Without including the pictures, copy out every line below.
----------
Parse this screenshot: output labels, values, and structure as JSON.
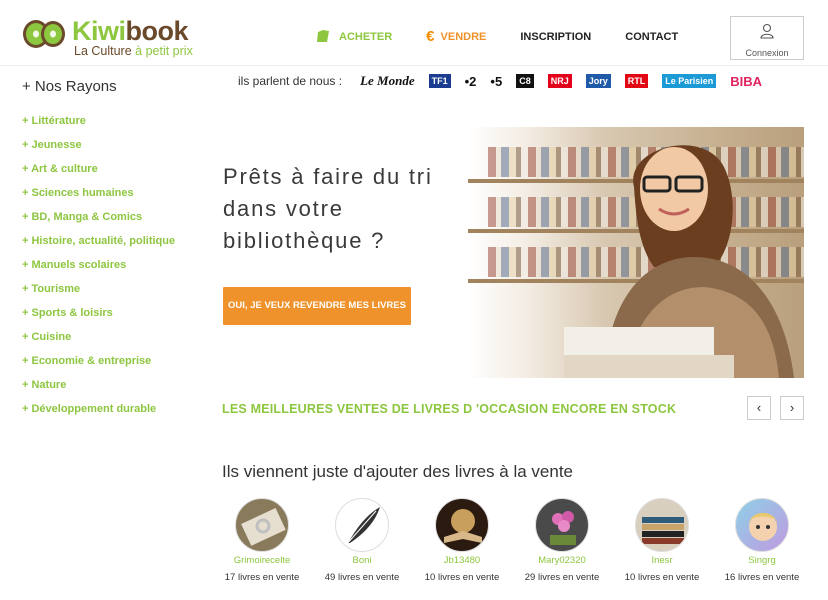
{
  "brand": {
    "name_part1": "Kiwi",
    "name_part2": "book",
    "tagline_part1": "La Culture ",
    "tagline_part2": "à petit prix",
    "accent_green": "#8dc63f",
    "accent_orange": "#f0922b"
  },
  "nav": {
    "buy": "ACHETER",
    "sell": "VENDRE",
    "signup": "INSCRIPTION",
    "contact": "CONTACT",
    "login": "Connexion"
  },
  "sidebar": {
    "title": "+ Nos Rayons",
    "items": [
      "+ Littérature",
      "+ Jeunesse",
      "+ Art & culture",
      "+ Sciences humaines",
      "+ BD, Manga & Comics",
      "+ Histoire, actualité, politique",
      "+ Manuels scolaires",
      "+ Tourisme",
      "+ Sports & loisirs",
      "+ Cuisine",
      "+ Economie & entreprise",
      "+ Nature",
      "+ Développement durable"
    ]
  },
  "press": {
    "label": "ils parlent de nous :",
    "logos": [
      "Le Monde",
      "TF1",
      "2",
      "5",
      "C8",
      "NRJ",
      "Jory",
      "RTL",
      "Le Parisien",
      "BIBA"
    ]
  },
  "hero": {
    "title": "Prêts à faire du tri dans votre bibliothèque ?",
    "button": "OUI, JE VEUX REVENDRE MES LIVRES"
  },
  "best_sellers": {
    "title": "LES MEILLEURES VENTES DE LIVRES D 'OCCASION ENCORE EN STOCK",
    "prev": "‹",
    "next": "›"
  },
  "sellers": {
    "title": "Ils viennent juste d'ajouter des livres à la vente",
    "items": [
      {
        "name": "Grimoirecelte",
        "count": "17 livres en vente"
      },
      {
        "name": "Boni",
        "count": "49 livres en vente"
      },
      {
        "name": "Jb13480",
        "count": "10 livres en vente"
      },
      {
        "name": "Mary02320",
        "count": "29 livres en vente"
      },
      {
        "name": "Inesr",
        "count": "10 livres en vente"
      },
      {
        "name": "Singrg",
        "count": "16 livres en vente"
      }
    ]
  }
}
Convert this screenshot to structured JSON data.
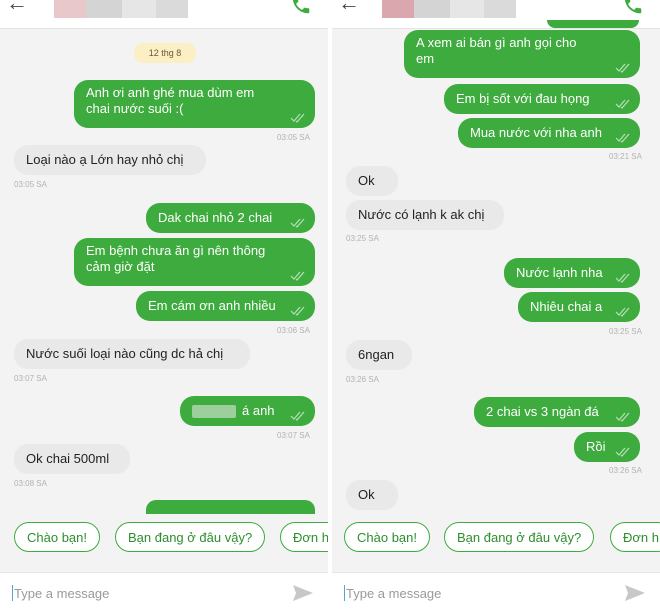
{
  "left": {
    "date_chip": "12 thg 8",
    "messages": [
      {
        "side": "out",
        "text": "Anh ơi anh ghé mua dùm em\nchai nước suối :(",
        "time": "03:05 SA"
      },
      {
        "side": "in",
        "text": "Loại nào ạ Lớn hay nhỏ chị",
        "time": "03:05 SA"
      },
      {
        "side": "out",
        "text": "Dak chai nhỏ 2 chai",
        "time": ""
      },
      {
        "side": "out",
        "text": "Em bệnh chưa ăn gì nên thông\ncảm giờ đặt",
        "time": ""
      },
      {
        "side": "out",
        "text": "Em cám ơn anh nhiều",
        "time": "03:06 SA"
      },
      {
        "side": "in",
        "text": "Nước suối loại nào cũng dc hả chị",
        "time": "03:07 SA"
      },
      {
        "side": "out",
        "text": "á anh",
        "time": "03:07 SA"
      },
      {
        "side": "in",
        "text": "Ok chai 500ml",
        "time": "03:08 SA"
      }
    ],
    "quick_replies": [
      "Chào bạn!",
      "Bạn đang ở đâu vậy?",
      "Đơn h"
    ],
    "input_placeholder": "Type a message"
  },
  "right": {
    "messages": [
      {
        "side": "out",
        "text": "A xem ai bán gì anh gọi cho\nem",
        "time": ""
      },
      {
        "side": "out",
        "text": "Em bị sốt với đau họng",
        "time": ""
      },
      {
        "side": "out",
        "text": "Mua nước với nha anh",
        "time": "03:21 SA"
      },
      {
        "side": "in",
        "text": "Ok",
        "time": ""
      },
      {
        "side": "in",
        "text": "Nước có lạnh k ak chị",
        "time": "03:25 SA"
      },
      {
        "side": "out",
        "text": "Nước lạnh nha",
        "time": ""
      },
      {
        "side": "out",
        "text": "Nhiêu chai a",
        "time": "03:25 SA"
      },
      {
        "side": "in",
        "text": "6ngan",
        "time": "03:26 SA"
      },
      {
        "side": "out",
        "text": "2 chai vs 3 ngàn đá",
        "time": ""
      },
      {
        "side": "out",
        "text": "Rồi",
        "time": "03:26 SA"
      },
      {
        "side": "in",
        "text": "Ok",
        "time": ""
      }
    ],
    "quick_replies": [
      "Chào bạn!",
      "Bạn đang ở đâu vậy?",
      "Đơn h"
    ],
    "input_placeholder": "Type a message"
  },
  "colors": {
    "outgoing_bubble": "#3dab3d",
    "incoming_bubble": "#e9e9e9",
    "accent": "#3dab3d"
  }
}
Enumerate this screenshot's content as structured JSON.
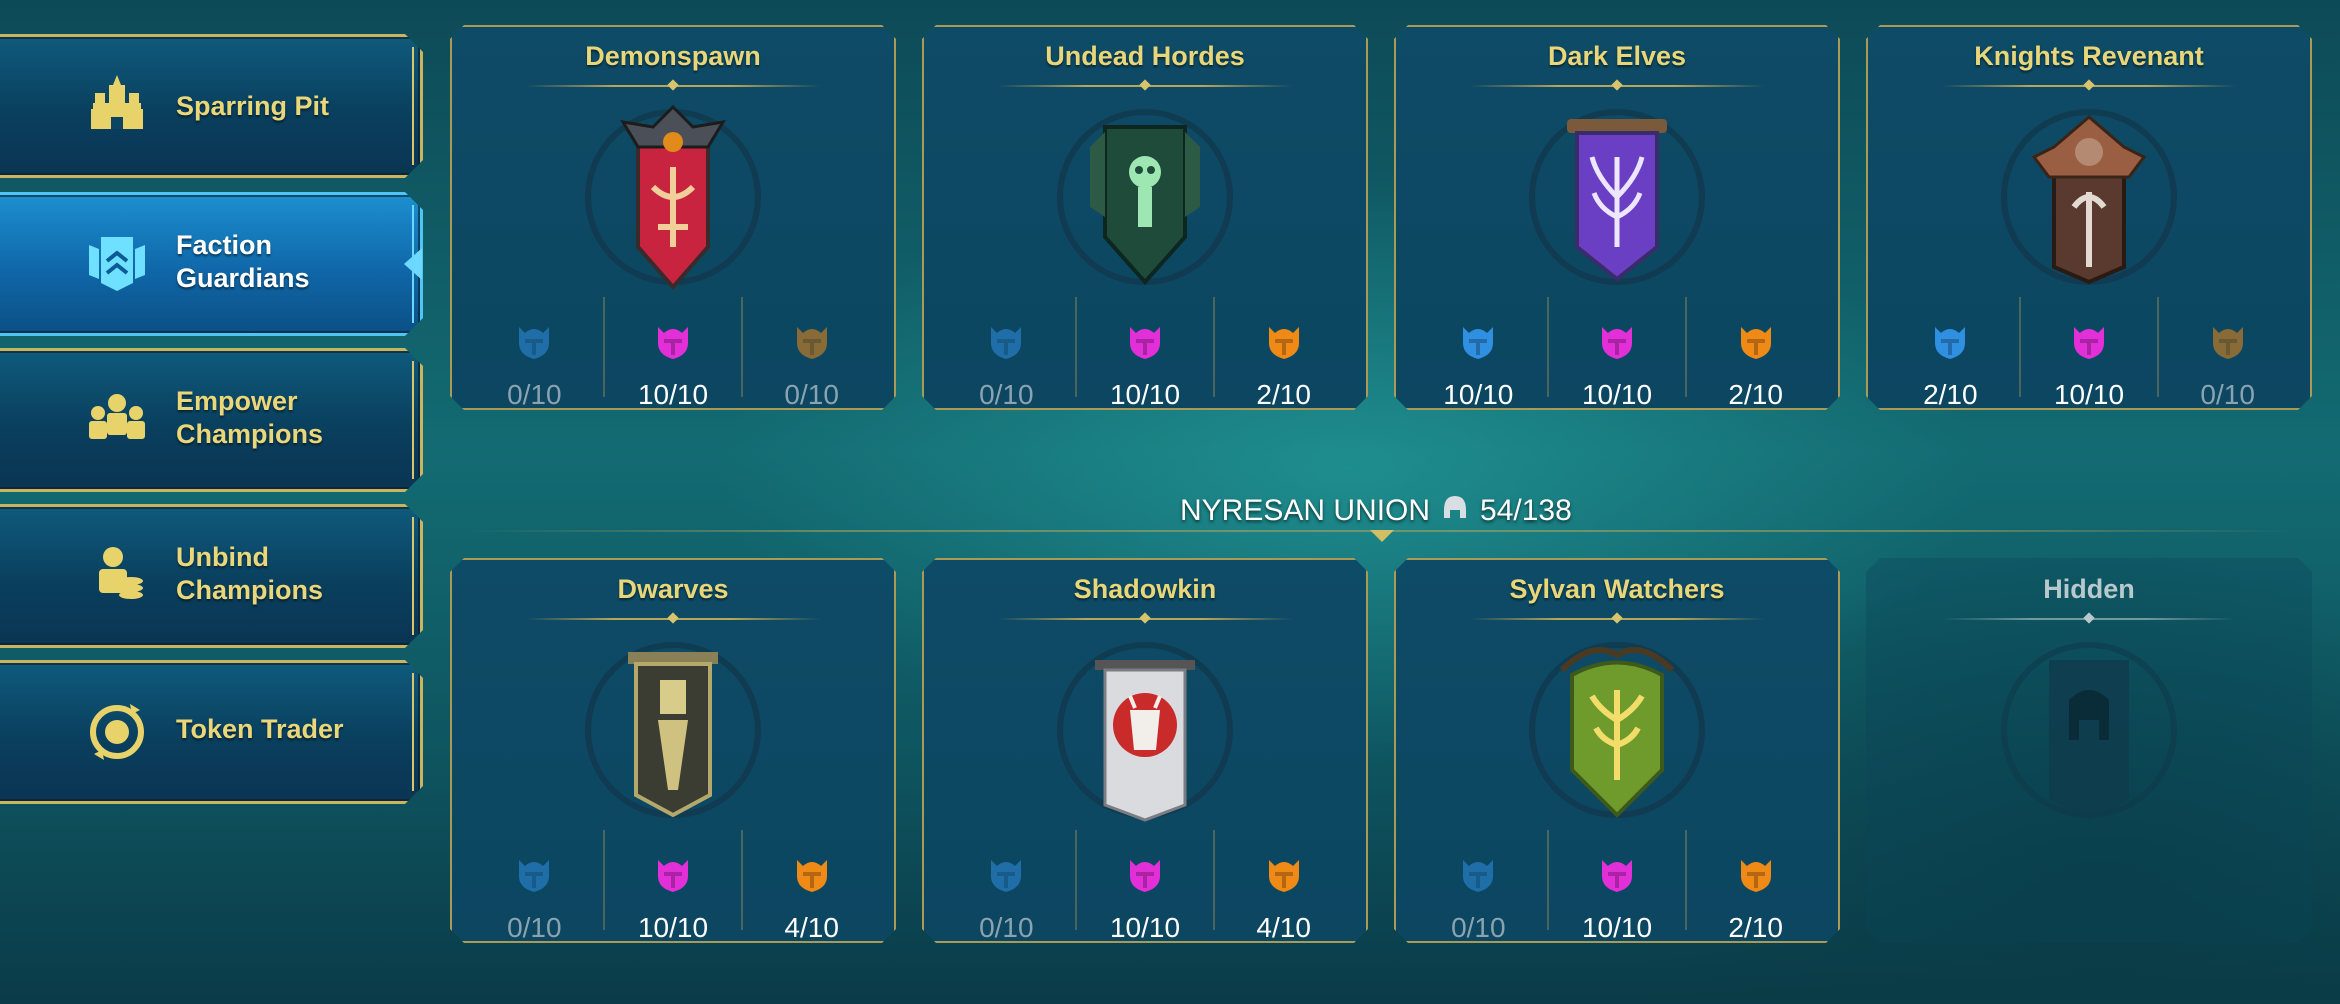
{
  "sidebar": {
    "items": [
      {
        "label": "Sparring Pit",
        "icon": "castle-icon",
        "active": false
      },
      {
        "label": "Faction\nGuardians",
        "icon": "guardian-banner-icon",
        "active": true
      },
      {
        "label": "Empower\nChampions",
        "icon": "empower-icon",
        "active": false
      },
      {
        "label": "Unbind\nChampions",
        "icon": "unbind-icon",
        "active": false
      },
      {
        "label": "Token Trader",
        "icon": "token-icon",
        "active": false
      }
    ]
  },
  "union": {
    "label": "NYRESAN UNION",
    "icon": "helmet-icon",
    "progress": "54/138"
  },
  "colors": {
    "rare": "#2f8fe0",
    "epic": "#e22fd8",
    "legendary": "#f08a16"
  },
  "factions": [
    {
      "name": "Demonspawn",
      "banner": "demonspawn-banner-icon",
      "rare": "0/10",
      "epic": "10/10",
      "legendary": "0/10"
    },
    {
      "name": "Undead Hordes",
      "banner": "undead-hordes-banner-icon",
      "rare": "0/10",
      "epic": "10/10",
      "legendary": "2/10"
    },
    {
      "name": "Dark Elves",
      "banner": "dark-elves-banner-icon",
      "rare": "10/10",
      "epic": "10/10",
      "legendary": "2/10"
    },
    {
      "name": "Knights Revenant",
      "banner": "knights-revenant-banner-icon",
      "rare": "2/10",
      "epic": "10/10",
      "legendary": "0/10"
    },
    {
      "name": "Dwarves",
      "banner": "dwarves-banner-icon",
      "rare": "0/10",
      "epic": "10/10",
      "legendary": "4/10"
    },
    {
      "name": "Shadowkin",
      "banner": "shadowkin-banner-icon",
      "rare": "0/10",
      "epic": "10/10",
      "legendary": "4/10"
    },
    {
      "name": "Sylvan Watchers",
      "banner": "sylvan-watchers-banner-icon",
      "rare": "0/10",
      "epic": "10/10",
      "legendary": "2/10"
    },
    {
      "name": "Hidden",
      "banner": "hidden-banner-icon"
    }
  ]
}
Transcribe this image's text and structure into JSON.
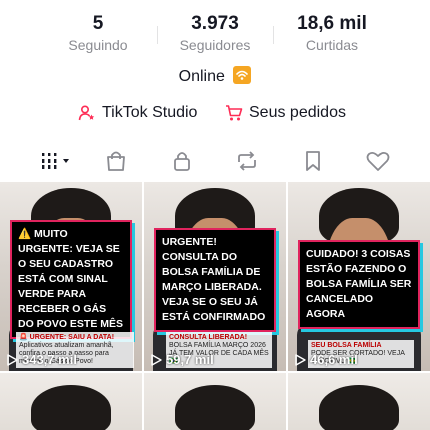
----------
WRITTEN SOLUTION >>
Parse this screenshot: output labels, values, and structure as JSON.
{
  "brand": {
    "name_part1": "Kiwi",
    "name_part2": "book",
    "tagline_part1": "La Culture ",
    "tagline_part2": "à petit prix",
    "accent_green": "#8dc63f",
    "accent_orange": "#f0922b"
  },
  "nav": {
    "buy": "ACHETER",
    "sell": "VENDRE",
    "signup": "INSCRIPTION",
    "contact": "CONTACT",
    "login": "Connexion"
  },
  "sidebar": {
    "title": "+ Nos Rayons",
    "items": [
      "+ Littérature",
      "+ Jeunesse",
      "+ Art & culture",
      "+ Sciences humaines",
      "+ BD, Manga & Comics",
      "+ Histoire, actualité, politique",
      "+ Manuels scolaires",
      "+ Tourisme",
      "+ Sports & loisirs",
      "+ Cuisine",
      "+ Economie & entreprise",
      "+ Nature",
      "+ Développement durable"
    ]
  },
  "press": {
    "label": "ils parlent de nous :",
    "logos": [
      "Le Monde",
      "TF1",
      "2",
      "5",
      "C8",
      "NRJ",
      "Jory",
      "RTL",
      "Le Parisien",
      "BIBA"
    ]
  },
  "hero": {
    "title": "Prêts à faire du tri dans votre bibliothèque ?",
    "button": "OUI, JE VEUX REVENDRE MES LIVRES"
  },
  "best_sellers": {
    "title": "LES MEILLEURES VENTES DE LIVRES D 'OCCASION ENCORE EN STOCK",
    "prev": "‹",
    "next": "›"
  },
  "sellers": {
    "title": "Ils viennent juste d'ajouter des livres à la vente",
    "items": [
      {
        "name": "Grimoirecelte",
        "count": "17 livres en vente"
      },
      {
        "name": "Boni",
        "count": "49 livres en vente"
      },
      {
        "name": "Jb13480",
        "count": "10 livres en vente"
      },
      {
        "name": "Mary02320",
        "count": "29 livres en vente"
      },
      {
        "name": "Inesr",
        "count": "10 livres en vente"
      },
      {
        "name": "Singrg",
        "count": "16 livres en vente"
      }
    ]
  }
}
Convert this screenshot to structured JSON data.
{
  "left": {
    "date_chip": "12 thg 8",
    "messages": [
      {
        "side": "out",
        "text": "Anh ơi anh ghé mua dùm em\nchai nước suối :(",
        "time": "03:05 SA"
      },
      {
        "side": "in",
        "text": "Loại nào ạ Lớn hay nhỏ chị",
        "time": "03:05 SA"
      },
      {
        "side": "out",
        "text": "Dak chai nhỏ 2 chai",
        "time": ""
      },
      {
        "side": "out",
        "text": "Em bệnh chưa ăn gì nên thông\ncảm giờ đặt",
        "time": ""
      },
      {
        "side": "out",
        "text": "Em cám ơn anh nhiều",
        "time": "03:06 SA"
      },
      {
        "side": "in",
        "text": "Nước suối loại nào cũng dc hả chị",
        "time": "03:07 SA"
      },
      {
        "side": "out",
        "text": "á anh",
        "time": "03:07 SA"
      },
      {
        "side": "in",
        "text": "Ok chai 500ml",
        "time": "03:08 SA"
      }
    ],
    "quick_replies": [
      "Chào bạn!",
      "Bạn đang ở đâu vậy?",
      "Đơn h"
    ],
    "input_placeholder": "Type a message"
  },
  "right": {
    "messages": [
      {
        "side": "out",
        "text": "A xem ai bán gì anh gọi cho\nem",
        "time": ""
      },
      {
        "side": "out",
        "text": "Em bị sốt với đau họng",
        "time": ""
      },
      {
        "side": "out",
        "text": "Mua nước với nha anh",
        "time": "03:21 SA"
      },
      {
        "side": "in",
        "text": "Ok",
        "time": ""
      },
      {
        "side": "in",
        "text": "Nước có lạnh k ak chị",
        "time": "03:25 SA"
      },
      {
        "side": "out",
        "text": "Nước lạnh nha",
        "time": ""
      },
      {
        "side": "out",
        "text": "Nhiêu chai a",
        "time": "03:25 SA"
      },
      {
        "side": "in",
        "text": "6ngan",
        "time": "03:26 SA"
      },
      {
        "side": "out",
        "text": "2 chai vs 3 ngàn đá",
        "time": ""
      },
      {
        "side": "out",
        "text": "Rồi",
        "time": "03:26 SA"
      },
      {
        "side": "in",
        "text": "Ok",
        "time": ""
      }
    ],
    "quick_replies": [
      "Chào bạn!",
      "Bạn đang ở đâu vậy?",
      "Đơn h"
    ],
    "input_placeholder": "Type a message"
  },
  "colors": {
    "outgoing_bubble": "#3dab3d",
    "incoming_bubble": "#e9e9e9",
    "accent": "#3dab3d"
  }
}
Enumerate this screenshot's content as structured JSON.
{
  "sidebar": {
    "items": [
      {
        "label": "Sparring Pit",
        "icon": "castle-icon",
        "active": false
      },
      {
        "label": "Faction\nGuardians",
        "icon": "guardian-banner-icon",
        "active": true
      },
      {
        "label": "Empower\nChampions",
        "icon": "empower-icon",
        "active": false
      },
      {
        "label": "Unbind\nChampions",
        "icon": "unbind-icon",
        "active": false
      },
      {
        "label": "Token Trader",
        "icon": "token-icon",
        "active": false
      }
    ]
  },
  "union": {
    "label": "NYRESAN UNION",
    "icon": "helmet-icon",
    "progress": "54/138"
  },
  "colors": {
    "rare": "#2f8fe0",
    "epic": "#e22fd8",
    "legendary": "#f08a16"
  },
  "factions": [
    {
      "name": "Demonspawn",
      "banner": "demonspawn-banner-icon",
      "rare": "0/10",
      "epic": "10/10",
      "legendary": "0/10"
    },
    {
      "name": "Undead Hordes",
      "banner": "undead-hordes-banner-icon",
      "rare": "0/10",
      "epic": "10/10",
      "legendary": "2/10"
    },
    {
      "name": "Dark Elves",
      "banner": "dark-elves-banner-icon",
      "rare": "10/10",
      "epic": "10/10",
      "legendary": "2/10"
    },
    {
      "name": "Knights Revenant",
      "banner": "knights-revenant-banner-icon",
      "rare": "2/10",
      "epic": "10/10",
      "legendary": "0/10"
    },
    {
      "name": "Dwarves",
      "banner": "dwarves-banner-icon",
      "rare": "0/10",
      "epic": "10/10",
      "legendary": "4/10"
    },
    {
      "name": "Shadowkin",
      "banner": "shadowkin-banner-icon",
      "rare": "0/10",
      "epic": "10/10",
      "legendary": "4/10"
    },
    {
      "name": "Sylvan Watchers",
      "banner": "sylvan-watchers-banner-icon",
      "rare": "0/10",
      "epic": "10/10",
      "legendary": "2/10"
    },
    {
      "name": "Hidden",
      "banner": "hidden-banner-icon"
    }
  ]
}
Transcribe this image's text and structure into JSON.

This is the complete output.